■ **What to produce**
Take each line that has the word "title" and return it.

■ **Record excerpts**
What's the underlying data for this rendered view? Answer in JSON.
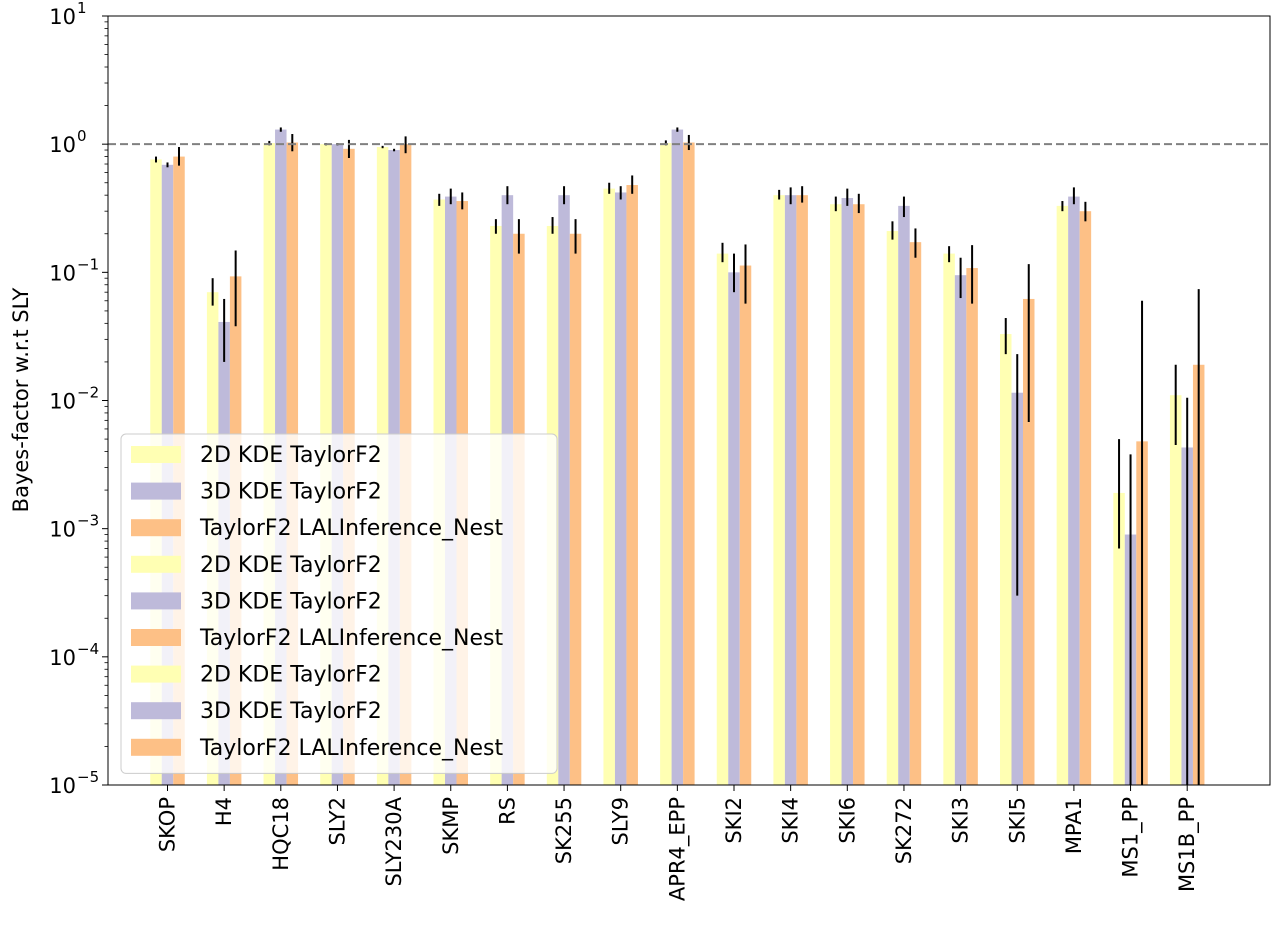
{
  "chart_data": {
    "type": "bar",
    "title": "",
    "xlabel": "",
    "ylabel": "Bayes-factor w.r.t SLY",
    "yscale": "log",
    "ylim": [
      1e-05,
      10
    ],
    "y_ticks": [
      {
        "value": 1e-05,
        "base": "10",
        "exp": "−5"
      },
      {
        "value": 0.0001,
        "base": "10",
        "exp": "−4"
      },
      {
        "value": 0.001,
        "base": "10",
        "exp": "−3"
      },
      {
        "value": 0.01,
        "base": "10",
        "exp": "−2"
      },
      {
        "value": 0.1,
        "base": "10",
        "exp": "−1"
      },
      {
        "value": 1,
        "base": "10",
        "exp": "0"
      },
      {
        "value": 10,
        "base": "10",
        "exp": "1"
      }
    ],
    "reference_line": {
      "y": 1,
      "style": "dashed",
      "color": "#808080"
    },
    "grid": false,
    "legend_position": "lower-left",
    "legend": [
      {
        "label": "2D KDE TaylorF2",
        "color": "#ffffb3"
      },
      {
        "label": "3D KDE TaylorF2",
        "color": "#bebada"
      },
      {
        "label": "TaylorF2 LALInference_Nest",
        "color": "#fdc086"
      },
      {
        "label": "2D KDE TaylorF2",
        "color": "#ffffb3"
      },
      {
        "label": "3D KDE TaylorF2",
        "color": "#bebada"
      },
      {
        "label": "TaylorF2 LALInference_Nest",
        "color": "#fdc086"
      },
      {
        "label": "2D KDE TaylorF2",
        "color": "#ffffb3"
      },
      {
        "label": "3D KDE TaylorF2",
        "color": "#bebada"
      },
      {
        "label": "TaylorF2 LALInference_Nest",
        "color": "#fdc086"
      }
    ],
    "categories": [
      "SKOP",
      "H4",
      "HQC18",
      "SLY2",
      "SLY230A",
      "SKMP",
      "RS",
      "SK255",
      "SLY9",
      "APR4_EPP",
      "SKI2",
      "SKI4",
      "SKI6",
      "SK272",
      "SKI3",
      "SKI5",
      "MPA1",
      "MS1_PP",
      "MS1B_PP"
    ],
    "series": [
      {
        "name": "2D KDE TaylorF2",
        "color": "#ffffb3",
        "values": [
          0.76,
          0.07,
          1.02,
          1.0,
          0.95,
          0.37,
          0.23,
          0.23,
          0.45,
          1.02,
          0.14,
          0.4,
          0.34,
          0.21,
          0.14,
          0.033,
          0.33,
          0.0019,
          0.011
        ],
        "err_low": [
          0.72,
          0.055,
          0.98,
          0.98,
          0.93,
          0.33,
          0.2,
          0.2,
          0.41,
          0.98,
          0.12,
          0.37,
          0.3,
          0.18,
          0.12,
          0.023,
          0.3,
          0.0007,
          0.0045
        ],
        "err_high": [
          0.8,
          0.09,
          1.06,
          1.02,
          0.97,
          0.41,
          0.26,
          0.27,
          0.5,
          1.07,
          0.17,
          0.44,
          0.39,
          0.25,
          0.16,
          0.044,
          0.36,
          0.005,
          0.019
        ]
      },
      {
        "name": "3D KDE TaylorF2",
        "color": "#bebada",
        "values": [
          0.69,
          0.041,
          1.3,
          1.0,
          0.9,
          0.39,
          0.4,
          0.4,
          0.42,
          1.3,
          0.1,
          0.4,
          0.38,
          0.33,
          0.095,
          0.0115,
          0.39,
          0.0009,
          0.0043
        ],
        "err_low": [
          0.66,
          0.02,
          1.25,
          0.98,
          0.88,
          0.34,
          0.34,
          0.34,
          0.37,
          1.25,
          0.07,
          0.34,
          0.33,
          0.27,
          0.063,
          0.0003,
          0.34,
          1e-05,
          1e-05
        ],
        "err_high": [
          0.72,
          0.062,
          1.35,
          1.02,
          0.92,
          0.45,
          0.47,
          0.47,
          0.47,
          1.35,
          0.14,
          0.46,
          0.45,
          0.39,
          0.13,
          0.023,
          0.46,
          0.0038,
          0.0105
        ]
      },
      {
        "name": "TaylorF2 LALInference_Nest",
        "color": "#fdc086",
        "values": [
          0.8,
          0.093,
          1.03,
          0.92,
          1.0,
          0.36,
          0.2,
          0.2,
          0.48,
          1.03,
          0.113,
          0.4,
          0.34,
          0.172,
          0.108,
          0.062,
          0.3,
          0.0048,
          0.019
        ],
        "err_low": [
          0.68,
          0.038,
          0.88,
          0.78,
          0.85,
          0.31,
          0.14,
          0.14,
          0.41,
          0.9,
          0.057,
          0.35,
          0.29,
          0.13,
          0.057,
          0.0068,
          0.25,
          1e-05,
          1e-05
        ],
        "err_high": [
          0.95,
          0.148,
          1.2,
          1.08,
          1.15,
          0.42,
          0.26,
          0.26,
          0.57,
          1.18,
          0.165,
          0.47,
          0.41,
          0.22,
          0.163,
          0.116,
          0.355,
          0.06,
          0.074
        ]
      }
    ]
  }
}
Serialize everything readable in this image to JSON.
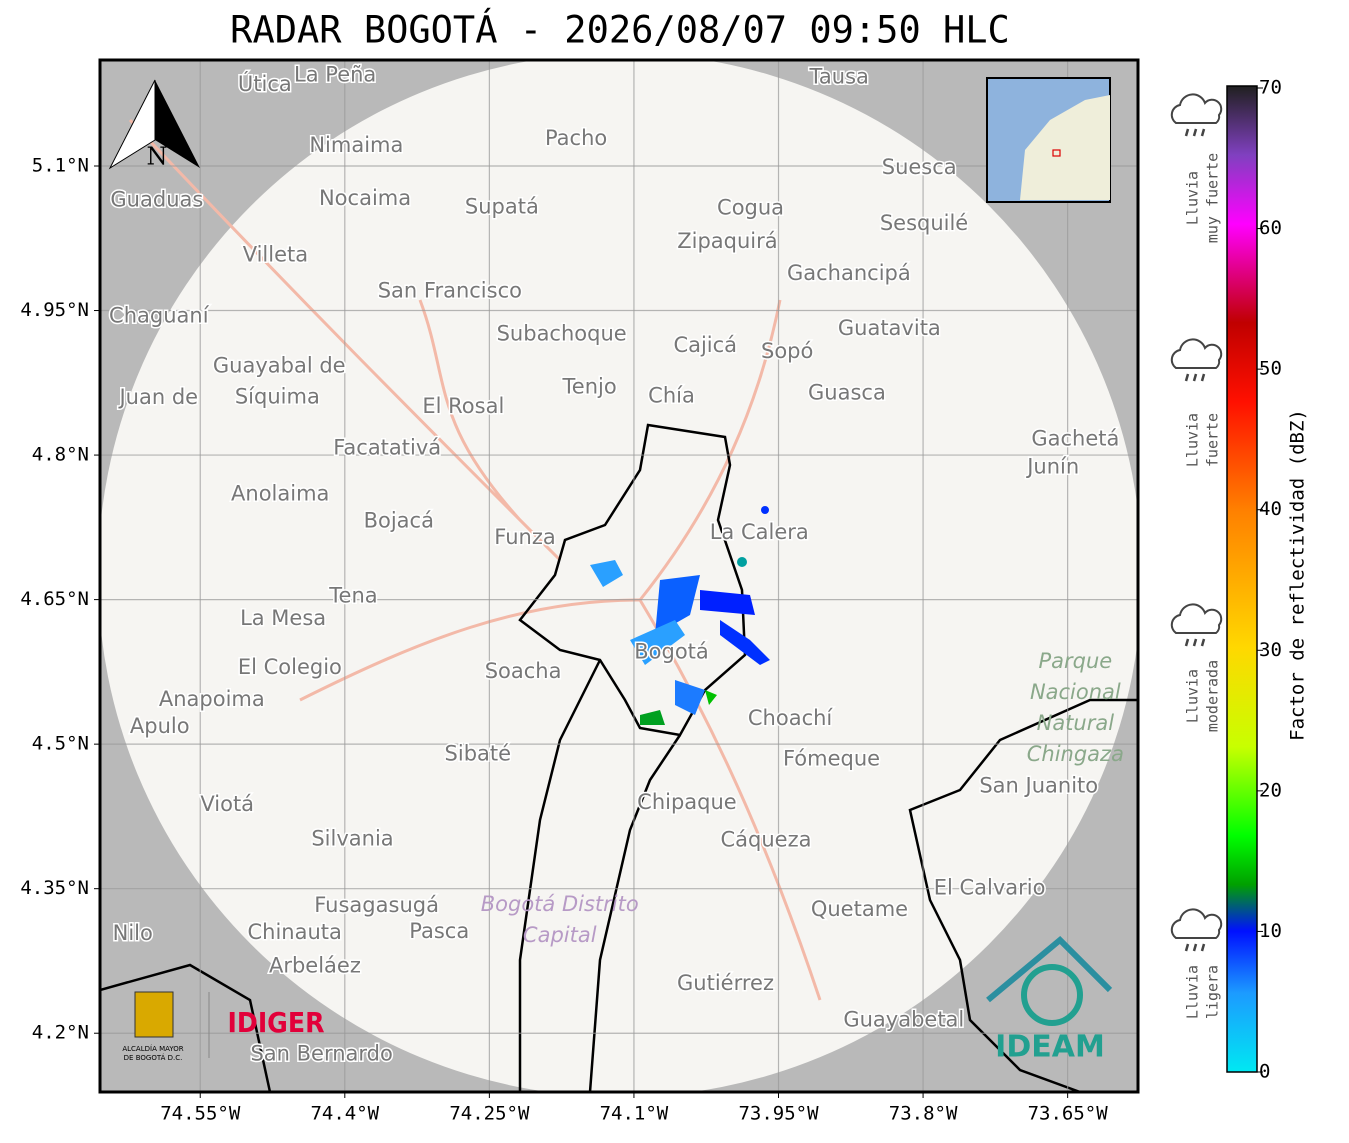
{
  "title": "RADAR BOGOTÁ - 2026/08/07 09:50 HLC",
  "north": "N",
  "map": {
    "xlim": [
      -74.654,
      -73.577
    ],
    "ylim": [
      4.139,
      5.21
    ],
    "xticks": [
      {
        "value": -74.55,
        "label": "74.55°W"
      },
      {
        "value": -74.4,
        "label": "74.4°W"
      },
      {
        "value": -74.25,
        "label": "74.25°W"
      },
      {
        "value": -74.1,
        "label": "74.1°W"
      },
      {
        "value": -73.95,
        "label": "73.95°W"
      },
      {
        "value": -73.8,
        "label": "73.8°W"
      },
      {
        "value": -73.65,
        "label": "73.65°W"
      }
    ],
    "yticks": [
      {
        "value": 5.1,
        "label": "5.1°N"
      },
      {
        "value": 4.95,
        "label": "4.95°N"
      },
      {
        "value": 4.8,
        "label": "4.8°N"
      },
      {
        "value": 4.65,
        "label": "4.65°N"
      },
      {
        "value": 4.5,
        "label": "4.5°N"
      },
      {
        "value": 4.35,
        "label": "4.35°N"
      },
      {
        "value": 4.2,
        "label": "4.2°N"
      }
    ],
    "grid": true
  },
  "colorbar": {
    "label": "Factor de reflectividad (dBZ)",
    "lim": [
      0,
      70
    ],
    "ticks": [
      0,
      10,
      20,
      30,
      40,
      50,
      60,
      70
    ]
  },
  "rain_levels": [
    [
      "Lluvia",
      "muy fuerte"
    ],
    [
      "Lluvia",
      "fuerte"
    ],
    [
      "Lluvia",
      "moderada"
    ],
    [
      "Lluvia",
      "ligera"
    ]
  ],
  "places": [
    {
      "name": "Útica",
      "lon": -74.483,
      "lat": 5.184
    },
    {
      "name": "La Peña",
      "lon": -74.41,
      "lat": 5.194
    },
    {
      "name": "Tausa",
      "lon": -73.887,
      "lat": 5.192
    },
    {
      "name": "Pacho",
      "lon": -74.16,
      "lat": 5.128
    },
    {
      "name": "Nimaima",
      "lon": -74.388,
      "lat": 5.121
    },
    {
      "name": "Guaduas",
      "lon": -74.595,
      "lat": 5.064
    },
    {
      "name": "Nocaima",
      "lon": -74.379,
      "lat": 5.066
    },
    {
      "name": "Supatá",
      "lon": -74.237,
      "lat": 5.057
    },
    {
      "name": "Cogua",
      "lon": -73.979,
      "lat": 5.056
    },
    {
      "name": "Suesca",
      "lon": -73.804,
      "lat": 5.098
    },
    {
      "name": "Zipaquirá",
      "lon": -74.003,
      "lat": 5.021
    },
    {
      "name": "Sesquilé",
      "lon": -73.799,
      "lat": 5.04
    },
    {
      "name": "Villeta",
      "lon": -74.472,
      "lat": 5.007
    },
    {
      "name": "Gachancipá",
      "lon": -73.877,
      "lat": 4.988
    },
    {
      "name": "San Francisco",
      "lon": -74.291,
      "lat": 4.97
    },
    {
      "name": "Chaguaní",
      "lon": -74.593,
      "lat": 4.944
    },
    {
      "name": "Subachoque",
      "lon": -74.175,
      "lat": 4.925
    },
    {
      "name": "Cajicá",
      "lon": -74.026,
      "lat": 4.913
    },
    {
      "name": "Sopó",
      "lon": -73.941,
      "lat": 4.907
    },
    {
      "name": "Guatavita",
      "lon": -73.835,
      "lat": 4.931
    },
    {
      "name": "Guayabal de",
      "lon": -74.468,
      "lat": 4.892
    },
    {
      "name": "Síquima",
      "lon": -74.47,
      "lat": 4.86
    },
    {
      "name": "Juan de",
      "lon": -74.593,
      "lat": 4.859
    },
    {
      "name": "Tenjo",
      "lon": -74.146,
      "lat": 4.87
    },
    {
      "name": "Chía",
      "lon": -74.061,
      "lat": 4.861
    },
    {
      "name": "Guasca",
      "lon": -73.879,
      "lat": 4.864
    },
    {
      "name": "El Rosal",
      "lon": -74.277,
      "lat": 4.85
    },
    {
      "name": "Facatativá",
      "lon": -74.356,
      "lat": 4.807
    },
    {
      "name": "Gachetá",
      "lon": -73.642,
      "lat": 4.816
    },
    {
      "name": "Junín",
      "lon": -73.665,
      "lat": 4.787
    },
    {
      "name": "Anolaima",
      "lon": -74.467,
      "lat": 4.759
    },
    {
      "name": "Bojacá",
      "lon": -74.344,
      "lat": 4.731
    },
    {
      "name": "Funza",
      "lon": -74.213,
      "lat": 4.714
    },
    {
      "name": "La Calera",
      "lon": -73.97,
      "lat": 4.719
    },
    {
      "name": "Tena",
      "lon": -74.391,
      "lat": 4.653
    },
    {
      "name": "La Mesa",
      "lon": -74.464,
      "lat": 4.63
    },
    {
      "name": "Bogotá",
      "lon": -74.061,
      "lat": 4.595
    },
    {
      "name": "El Colegio",
      "lon": -74.457,
      "lat": 4.579
    },
    {
      "name": "Soacha",
      "lon": -74.215,
      "lat": 4.575
    },
    {
      "name": "Anapoima",
      "lon": -74.538,
      "lat": 4.546
    },
    {
      "name": "Apulo",
      "lon": -74.592,
      "lat": 4.518
    },
    {
      "name": "Choachí",
      "lon": -73.938,
      "lat": 4.526
    },
    {
      "name": "Sibaté",
      "lon": -74.262,
      "lat": 4.489
    },
    {
      "name": "Fómeque",
      "lon": -73.895,
      "lat": 4.484
    },
    {
      "name": "San Juanito",
      "lon": -73.68,
      "lat": 4.456
    },
    {
      "name": "Chipaque",
      "lon": -74.045,
      "lat": 4.439
    },
    {
      "name": "Viotá",
      "lon": -74.522,
      "lat": 4.437
    },
    {
      "name": "Cáqueza",
      "lon": -73.963,
      "lat": 4.4
    },
    {
      "name": "Silvania",
      "lon": -74.392,
      "lat": 4.401
    },
    {
      "name": "El Calvario",
      "lon": -73.731,
      "lat": 4.35
    },
    {
      "name": "Fusagasugá",
      "lon": -74.367,
      "lat": 4.332
    },
    {
      "name": "Quetame",
      "lon": -73.866,
      "lat": 4.328
    },
    {
      "name": "Chinauta",
      "lon": -74.452,
      "lat": 4.304
    },
    {
      "name": "Pasca",
      "lon": -74.302,
      "lat": 4.305
    },
    {
      "name": "Nilo",
      "lon": -74.62,
      "lat": 4.303
    },
    {
      "name": "Arbeláez",
      "lon": -74.431,
      "lat": 4.269
    },
    {
      "name": "Gutiérrez",
      "lon": -74.005,
      "lat": 4.251
    },
    {
      "name": "Guayabetal",
      "lon": -73.82,
      "lat": 4.213
    },
    {
      "name": "San Bernardo",
      "lon": -74.424,
      "lat": 4.178
    }
  ],
  "areas": [
    {
      "lines": [
        "Parque",
        "Nacional",
        "Natural",
        "Chingaza"
      ],
      "lon": -73.642,
      "lat": 4.585
    },
    {
      "lines": [
        "Bogotá Distrito",
        "Capital"
      ],
      "lon": -74.177,
      "lat": 4.333
    }
  ],
  "logos": {
    "alcaldia": [
      "ALCALDÍA MAYOR",
      "DE BOGOTÁ D.C."
    ],
    "idiger": "IDIGER",
    "ideam": "IDEAM"
  }
}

■ **Solution to the exercise**
    "title": "",
  "title": "RADAR BOGOTÁ - 2026/08/07 09:50 HLC",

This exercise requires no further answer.